*** Record excerpts ***
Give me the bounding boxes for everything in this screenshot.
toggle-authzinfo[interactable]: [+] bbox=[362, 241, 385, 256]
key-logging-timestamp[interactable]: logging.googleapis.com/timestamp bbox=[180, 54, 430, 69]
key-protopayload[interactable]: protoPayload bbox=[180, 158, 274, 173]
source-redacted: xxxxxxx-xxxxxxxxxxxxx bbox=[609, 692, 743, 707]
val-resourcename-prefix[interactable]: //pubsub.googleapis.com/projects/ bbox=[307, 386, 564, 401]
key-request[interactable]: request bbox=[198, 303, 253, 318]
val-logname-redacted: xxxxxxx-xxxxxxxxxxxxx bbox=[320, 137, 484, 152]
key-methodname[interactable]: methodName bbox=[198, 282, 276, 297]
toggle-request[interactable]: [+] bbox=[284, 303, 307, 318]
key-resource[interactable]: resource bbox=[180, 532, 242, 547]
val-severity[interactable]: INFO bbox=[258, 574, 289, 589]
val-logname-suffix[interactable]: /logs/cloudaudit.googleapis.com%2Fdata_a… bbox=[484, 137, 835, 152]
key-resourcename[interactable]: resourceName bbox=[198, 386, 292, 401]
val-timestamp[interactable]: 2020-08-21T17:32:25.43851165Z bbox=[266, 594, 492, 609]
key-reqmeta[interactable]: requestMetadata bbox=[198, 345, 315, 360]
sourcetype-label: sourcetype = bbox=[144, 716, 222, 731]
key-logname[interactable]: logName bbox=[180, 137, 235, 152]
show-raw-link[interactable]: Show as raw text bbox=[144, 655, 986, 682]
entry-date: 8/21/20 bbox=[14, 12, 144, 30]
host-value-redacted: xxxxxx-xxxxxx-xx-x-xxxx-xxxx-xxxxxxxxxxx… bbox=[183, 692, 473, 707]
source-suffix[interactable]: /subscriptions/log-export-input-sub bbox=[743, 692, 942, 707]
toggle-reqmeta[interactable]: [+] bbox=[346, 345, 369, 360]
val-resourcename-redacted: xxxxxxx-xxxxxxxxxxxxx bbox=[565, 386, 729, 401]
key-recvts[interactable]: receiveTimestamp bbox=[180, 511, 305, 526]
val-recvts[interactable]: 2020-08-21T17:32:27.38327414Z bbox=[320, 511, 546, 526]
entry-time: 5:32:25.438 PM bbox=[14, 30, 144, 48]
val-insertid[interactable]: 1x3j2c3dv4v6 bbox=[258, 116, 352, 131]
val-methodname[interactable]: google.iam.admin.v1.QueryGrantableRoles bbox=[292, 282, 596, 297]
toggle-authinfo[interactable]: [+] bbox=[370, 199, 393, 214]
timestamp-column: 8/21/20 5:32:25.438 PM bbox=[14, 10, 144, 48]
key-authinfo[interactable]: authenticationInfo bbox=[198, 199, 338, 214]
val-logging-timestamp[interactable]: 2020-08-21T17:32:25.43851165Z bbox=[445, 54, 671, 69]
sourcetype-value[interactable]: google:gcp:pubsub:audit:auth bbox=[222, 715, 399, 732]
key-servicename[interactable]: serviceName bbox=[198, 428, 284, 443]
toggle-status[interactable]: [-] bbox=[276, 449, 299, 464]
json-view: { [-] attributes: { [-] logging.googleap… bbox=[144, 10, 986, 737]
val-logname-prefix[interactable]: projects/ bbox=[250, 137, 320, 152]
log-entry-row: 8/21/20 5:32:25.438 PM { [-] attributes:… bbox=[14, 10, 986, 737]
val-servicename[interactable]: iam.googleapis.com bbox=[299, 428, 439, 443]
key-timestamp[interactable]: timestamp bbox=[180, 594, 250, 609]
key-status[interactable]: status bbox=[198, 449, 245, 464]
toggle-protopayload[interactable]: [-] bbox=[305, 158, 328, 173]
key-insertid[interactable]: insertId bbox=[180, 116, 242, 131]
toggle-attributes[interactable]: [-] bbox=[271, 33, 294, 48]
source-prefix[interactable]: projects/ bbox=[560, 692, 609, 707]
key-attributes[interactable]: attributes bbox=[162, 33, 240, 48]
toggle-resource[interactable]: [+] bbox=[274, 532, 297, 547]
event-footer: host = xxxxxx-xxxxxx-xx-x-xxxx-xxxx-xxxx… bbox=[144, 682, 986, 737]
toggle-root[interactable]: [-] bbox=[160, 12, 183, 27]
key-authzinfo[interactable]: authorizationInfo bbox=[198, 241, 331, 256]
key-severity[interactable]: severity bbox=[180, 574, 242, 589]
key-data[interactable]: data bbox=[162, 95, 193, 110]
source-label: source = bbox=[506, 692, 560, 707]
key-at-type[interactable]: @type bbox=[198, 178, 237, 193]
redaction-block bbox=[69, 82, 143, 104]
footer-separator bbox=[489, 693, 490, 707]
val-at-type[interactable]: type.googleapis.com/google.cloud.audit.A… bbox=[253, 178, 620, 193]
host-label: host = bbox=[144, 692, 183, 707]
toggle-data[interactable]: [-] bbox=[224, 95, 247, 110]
***
> Problem description: Format all of the entries above as a Markdown table with the columns Row and Line. Put each nonblank line in its own row with its number, and leave out blank lines.

> Solution below:
| Row | Line |
|---|---|
| 1 | Give me the bounding boxes for everything in this screenshot. |
| 2 | toggle-authzinfo[interactable]: [+] bbox=[362, 241, 385, 256] |
| 3 | key-logging-timestamp[interactable]: logging.googleapis.com/timestamp bbox=[180, 54, 430, 69] |
| 4 | key-protopayload[interactable]: protoPayload bbox=[180, 158, 274, 173] |
| 5 | source-redacted: xxxxxxx-xxxxxxxxxxxxx bbox=[609, 692, 743, 707] |
| 6 | val-resourcename-prefix[interactable]: //pubsub.googleapis.com/projects/ bbox=[307, 386, 564, 401] |
| 7 | key-request[interactable]: request bbox=[198, 303, 253, 318] |
| 8 | val-logname-redacted: xxxxxxx-xxxxxxxxxxxxx bbox=[320, 137, 484, 152] |
| 9 | key-methodname[interactable]: methodName bbox=[198, 282, 276, 297] |
| 10 | toggle-request[interactable]: [+] bbox=[284, 303, 307, 318] |
| 11 | key-resource[interactable]: resource bbox=[180, 532, 242, 547] |
| 12 | val-severity[interactable]: INFO bbox=[258, 574, 289, 589] |
| 13 | val-logname-suffix[interactable]: /logs/cloudaudit.googleapis.com%2Fdata_a… bbox=[484, 137, 835, 152] |
| 14 | key-resourcename[interactable]: resourceName bbox=[198, 386, 292, 401] |
| 15 | val-timestamp[interactable]: 2020-08-21T17:32:25.43851165Z bbox=[266, 594, 492, 609] |
| 16 | key-reqmeta[interactable]: requestMetadata bbox=[198, 345, 315, 360] |
| 17 | sourcetype-label: sourcetype = bbox=[144, 716, 222, 731] |
| 18 | key-logname[interactable]: logName bbox=[180, 137, 235, 152] |
| 19 | show-raw-link[interactable]: Show as raw text bbox=[144, 655, 986, 682] |
| 20 | entry-date: 8/21/20 bbox=[14, 12, 144, 30] |
| 21 | host-value-redacted: xxxxxx-xxxxxx-xx-x-xxxx-xxxx-xxxxxxxxxxx… bbox=[183, 692, 473, 707] |
| 22 | source-suffix[interactable]: /subscriptions/log-export-input-sub bbox=[743, 692, 942, 707] |
| 23 | toggle-reqmeta[interactable]: [+] bbox=[346, 345, 369, 360] |
| 24 | val-resourcename-redacted: xxxxxxx-xxxxxxxxxxxxx bbox=[565, 386, 729, 401] |
| 25 | key-recvts[interactable]: receiveTimestamp bbox=[180, 511, 305, 526] |
| 26 | val-recvts[interactable]: 2020-08-21T17:32:27.38327414Z bbox=[320, 511, 546, 526] |
| 27 | entry-time: 5:32:25.438 PM bbox=[14, 30, 144, 48] |
| 28 | val-insertid[interactable]: 1x3j2c3dv4v6 bbox=[258, 116, 352, 131] |
| 29 | val-methodname[interactable]: google.iam.admin.v1.QueryGrantableRoles bbox=[292, 282, 596, 297] |
| 30 | toggle-authinfo[interactable]: [+] bbox=[370, 199, 393, 214] |
| 31 | timestamp-column: 8/21/20 5:32:25.438 PM bbox=[14, 10, 144, 48] |
| 32 | key-authinfo[interactable]: authenticationInfo bbox=[198, 199, 338, 214] |
| 33 | val-logging-timestamp[interactable]: 2020-08-21T17:32:25.43851165Z bbox=[445, 54, 671, 69] |
| 34 | sourcetype-value[interactable]: google:gcp:pubsub:audit:auth bbox=[222, 715, 399, 732] |
| 35 | key-servicename[interactable]: serviceName bbox=[198, 428, 284, 443] |
| 36 | toggle-status[interactable]: [-] bbox=[276, 449, 299, 464] |
| 37 | json-view: { [-] attributes: { [-] logging.googleap… bbox=[144, 10, 986, 737] |
| 38 | val-logname-prefix[interactable]: projects/ bbox=[250, 137, 320, 152] |
| 39 | log-entry-row: 8/21/20 5:32:25.438 PM { [-] attributes:… bbox=[14, 10, 986, 737] |
| 40 | val-servicename[interactable]: iam.googleapis.com bbox=[299, 428, 439, 443] |
| 41 | key-timestamp[interactable]: timestamp bbox=[180, 594, 250, 609] |
| 42 | key-status[interactable]: status bbox=[198, 449, 245, 464] |
| 43 | toggle-protopayload[interactable]: [-] bbox=[305, 158, 328, 173] |
| 44 | key-insertid[interactable]: insertId bbox=[180, 116, 242, 131] |
| 45 | toggle-attributes[interactable]: [-] bbox=[271, 33, 294, 48] |
| 46 | source-prefix[interactable]: projects/ bbox=[560, 692, 609, 707] |
| 47 | key-attributes[interactable]: attributes bbox=[162, 33, 240, 48] |
| 48 | toggle-resource[interactable]: [+] bbox=[274, 532, 297, 547] |
| 49 | event-footer: host = xxxxxx-xxxxxx-xx-x-xxxx-xxxx-xxxx… bbox=[144, 682, 986, 737] |
| 50 | toggle-root[interactable]: [-] bbox=[160, 12, 183, 27] |
| 51 | key-authzinfo[interactable]: authorizationInfo bbox=[198, 241, 331, 256] |
| 52 | key-severity[interactable]: severity bbox=[180, 574, 242, 589] |
| 53 | key-data[interactable]: data bbox=[162, 95, 193, 110] |
| 54 | source-label: source = bbox=[506, 692, 560, 707] |
| 55 | key-at-type[interactable]: @type bbox=[198, 178, 237, 193] |
| 56 | redaction-block bbox=[69, 82, 143, 104] |
| 57 | footer-separator bbox=[489, 693, 490, 707] |
| 58 | val-at-type[interactable]: type.googleapis.com/google.cloud.audit.A… bbox=[253, 178, 620, 193] |
| 59 | host-label: host = bbox=[144, 692, 183, 707] |
| 60 | toggle-data[interactable]: [-] bbox=[224, 95, 247, 110] |